INSTRUCCIONES DE LA TAREA:
Por favor, indica si cada afirmación coincide con el texto sobre el pesimismo y responde sí o no, citando literalmente las palabras del texto que lo deciden.
1. El texto afirma con certeza que el pesimismo es la causa de la crisis.
2. Según el texto, el fatalismo no es algo exclusivo de los venezolanos.
3. El texto sostiene que la fatalidad presente en la cultura resta calidad a las obras creadas.

DOCUMENTO:
------------------------------------------------

No hay conversación, sea cual sea el tipo de encuentro en el que se produzca, que no esté presidida por la desesperanza y el desaliento, dominada por las desgracias propias y ajenas.
No se puede asegurar que el pesimismo es la causa de la crisis que sufrimos, pero sin duda es una importante razón que la alimenta y nos impide dejarla atrás.
Nos ha hecho su prisionero y hasta cierto gozo, suerte de “Síndrome de Estocolmo”, pareciera que encontramos en esa trampa del sentimiento de fatalidad que nos acogota cada vez que los riegos se profundizan.
El afán pesimista en el intelectual
Aunque suene contradictorio, si en algún nicho la desesperanza se anida, en ocasiones con exagerado morbo, es en muchas mentes lúcidas. Con demasiada frecuencia revienta en las plumas más inteligentes, incluso en las que hagan esfuerzos sinceros por sembrar optimismo.
Es un afán del que casi ningún intelectual ni opinador político se libra y del que muchos deliberadamente no prescinden, el fatalismo le sirve de inspiración para barrer cualquier idea considerada inútil por contraria, mientras drena frustraciones particulares.
Se puede decir que el pesimismo es una carta de presentación empleada por no pocos opinadores, políticos o intelectuales, para ser reconocidos y aplaudidos, mientras van destruyendo cualquier iniciativa a punta de sorna, vehemencia, ejemplos y argumentos inteligentes y audaces, para satisfacer egos personales irradiando desdeño en la conciencia colectiva.
Abundan los ejemplos de fatalismo en cualquier país. No es para nada exclusivo de los venezolanos.
Además del discurso político donde se reproduce arteramente, la cultura en general también está impregnada de mucha fatalidad, por supuesto, sin que ello desmerezca la calidad de las obras creadas.
La literatura está repleta de ficciones basadas en el aciago destino que destroza existencias. La Biblia está cundida de lamentaciones del corte “mi alma ha sido privada de la paz, he olvidado la felicidad”.
En la tragedia griega se advierte claramente en el designio del Oráculo de Delfos sobre Edipo para que mate a su padre y case con su propia madre, como en tantas otras tragedias.
La literatura clásica ni hablar, baste recordar en Shakespeare el destino de Romeo y Julieta o la tragedia de Macbeth.
O citar al Quijote:
“-¡Santo Dios! ¿Qué es lo que dices, Sancho amigo? —dijo don Quijote—. Mira no me engañes, ni quieras con falsas alegrías alegrar mis verdaderas tristezas.”
Muchas de las mejores obras del Booom latinoamericano inundan sus páginas con el “complejo de inferioridad” y la “vergüenza de origen” que pulula en nuestros países abonando la fatalidad; en tanto algunas, como “Crónica de una muerte anunciada” o “El coronel no tiene quien le escriba” anuncian desde el título la fatalidad en la que fundan su ficción.

------------------------------------------------

INFORMACIÓN PROPORCIONADA:
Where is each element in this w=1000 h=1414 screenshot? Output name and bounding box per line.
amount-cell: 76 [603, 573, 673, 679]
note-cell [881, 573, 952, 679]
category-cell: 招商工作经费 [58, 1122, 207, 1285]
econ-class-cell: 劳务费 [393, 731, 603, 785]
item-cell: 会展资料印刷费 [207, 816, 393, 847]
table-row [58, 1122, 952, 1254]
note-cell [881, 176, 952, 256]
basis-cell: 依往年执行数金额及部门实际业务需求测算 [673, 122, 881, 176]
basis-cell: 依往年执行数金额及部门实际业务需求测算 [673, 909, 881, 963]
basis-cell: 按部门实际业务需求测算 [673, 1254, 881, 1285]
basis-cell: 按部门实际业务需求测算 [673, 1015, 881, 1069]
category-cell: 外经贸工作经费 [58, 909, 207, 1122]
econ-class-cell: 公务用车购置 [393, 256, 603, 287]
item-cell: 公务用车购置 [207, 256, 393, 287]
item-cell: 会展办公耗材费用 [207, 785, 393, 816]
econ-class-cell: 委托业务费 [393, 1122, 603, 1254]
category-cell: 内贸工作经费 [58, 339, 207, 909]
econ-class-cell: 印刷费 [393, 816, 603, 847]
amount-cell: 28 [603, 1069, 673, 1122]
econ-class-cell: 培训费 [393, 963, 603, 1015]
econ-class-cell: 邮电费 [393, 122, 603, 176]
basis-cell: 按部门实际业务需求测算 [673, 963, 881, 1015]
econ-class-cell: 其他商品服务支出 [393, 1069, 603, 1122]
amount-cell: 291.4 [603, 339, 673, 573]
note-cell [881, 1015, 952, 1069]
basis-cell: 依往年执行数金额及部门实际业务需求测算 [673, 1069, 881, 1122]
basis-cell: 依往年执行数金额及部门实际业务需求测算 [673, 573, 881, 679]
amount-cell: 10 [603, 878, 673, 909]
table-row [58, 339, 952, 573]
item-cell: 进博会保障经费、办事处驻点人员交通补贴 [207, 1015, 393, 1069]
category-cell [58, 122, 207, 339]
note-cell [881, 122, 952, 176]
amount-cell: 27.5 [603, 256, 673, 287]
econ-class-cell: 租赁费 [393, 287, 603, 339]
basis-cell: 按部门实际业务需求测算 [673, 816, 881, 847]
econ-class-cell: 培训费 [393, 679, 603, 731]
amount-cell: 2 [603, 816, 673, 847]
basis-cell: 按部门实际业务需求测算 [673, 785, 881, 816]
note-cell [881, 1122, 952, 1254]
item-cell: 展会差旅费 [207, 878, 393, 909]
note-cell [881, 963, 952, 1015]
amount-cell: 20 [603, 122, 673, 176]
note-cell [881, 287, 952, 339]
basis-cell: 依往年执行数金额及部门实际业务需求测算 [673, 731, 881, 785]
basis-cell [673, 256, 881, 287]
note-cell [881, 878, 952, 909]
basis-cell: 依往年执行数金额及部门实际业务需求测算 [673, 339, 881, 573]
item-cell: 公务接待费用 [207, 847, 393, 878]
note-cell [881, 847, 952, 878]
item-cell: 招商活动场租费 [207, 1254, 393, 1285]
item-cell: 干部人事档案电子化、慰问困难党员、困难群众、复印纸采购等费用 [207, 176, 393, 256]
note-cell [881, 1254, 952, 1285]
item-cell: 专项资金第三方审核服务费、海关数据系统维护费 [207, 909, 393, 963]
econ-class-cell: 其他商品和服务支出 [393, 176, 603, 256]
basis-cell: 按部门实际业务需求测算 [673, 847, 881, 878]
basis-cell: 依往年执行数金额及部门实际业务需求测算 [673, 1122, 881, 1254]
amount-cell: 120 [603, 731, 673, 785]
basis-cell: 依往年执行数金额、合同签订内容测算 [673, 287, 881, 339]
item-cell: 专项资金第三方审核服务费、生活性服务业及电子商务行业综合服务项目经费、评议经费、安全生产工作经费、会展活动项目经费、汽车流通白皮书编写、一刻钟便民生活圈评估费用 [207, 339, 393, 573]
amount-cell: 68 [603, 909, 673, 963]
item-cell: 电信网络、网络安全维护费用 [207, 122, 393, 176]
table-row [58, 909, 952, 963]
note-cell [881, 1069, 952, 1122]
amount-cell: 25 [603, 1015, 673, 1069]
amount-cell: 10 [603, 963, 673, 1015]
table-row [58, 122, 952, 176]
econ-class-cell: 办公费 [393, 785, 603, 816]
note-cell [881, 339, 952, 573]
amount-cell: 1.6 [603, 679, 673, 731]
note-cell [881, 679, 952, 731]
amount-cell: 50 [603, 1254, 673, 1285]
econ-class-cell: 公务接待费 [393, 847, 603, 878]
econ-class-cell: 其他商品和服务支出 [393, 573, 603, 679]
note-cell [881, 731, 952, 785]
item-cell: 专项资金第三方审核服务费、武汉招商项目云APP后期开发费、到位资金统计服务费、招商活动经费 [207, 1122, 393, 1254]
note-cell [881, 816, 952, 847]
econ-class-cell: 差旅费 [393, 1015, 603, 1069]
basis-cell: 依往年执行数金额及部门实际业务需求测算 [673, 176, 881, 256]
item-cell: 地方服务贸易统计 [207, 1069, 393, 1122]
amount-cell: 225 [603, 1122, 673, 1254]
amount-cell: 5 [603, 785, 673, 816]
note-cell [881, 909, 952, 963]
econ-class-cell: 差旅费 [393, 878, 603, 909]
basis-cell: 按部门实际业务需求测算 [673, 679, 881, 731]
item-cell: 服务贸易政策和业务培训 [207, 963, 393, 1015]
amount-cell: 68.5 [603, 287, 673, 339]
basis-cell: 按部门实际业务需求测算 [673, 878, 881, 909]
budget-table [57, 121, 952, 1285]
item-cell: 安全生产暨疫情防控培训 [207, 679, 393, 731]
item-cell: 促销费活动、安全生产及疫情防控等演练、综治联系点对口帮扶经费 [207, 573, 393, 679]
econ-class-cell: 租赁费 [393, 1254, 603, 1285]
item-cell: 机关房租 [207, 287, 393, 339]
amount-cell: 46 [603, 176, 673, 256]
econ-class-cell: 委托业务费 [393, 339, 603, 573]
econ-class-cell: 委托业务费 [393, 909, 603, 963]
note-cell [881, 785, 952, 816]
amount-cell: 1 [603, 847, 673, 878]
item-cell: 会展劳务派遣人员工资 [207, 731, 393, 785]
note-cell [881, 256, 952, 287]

------------------------------------------------

SOLUCIÓN DE LA TAREA:
1. No: "No se puede asegurar que el pesimismo es la causa de la crisis que sufrimos".
2. Sí: "No es para nada exclusivo de los venezolanos."
3. No: "sin que ello desmerezca la calidad de las obras creadas".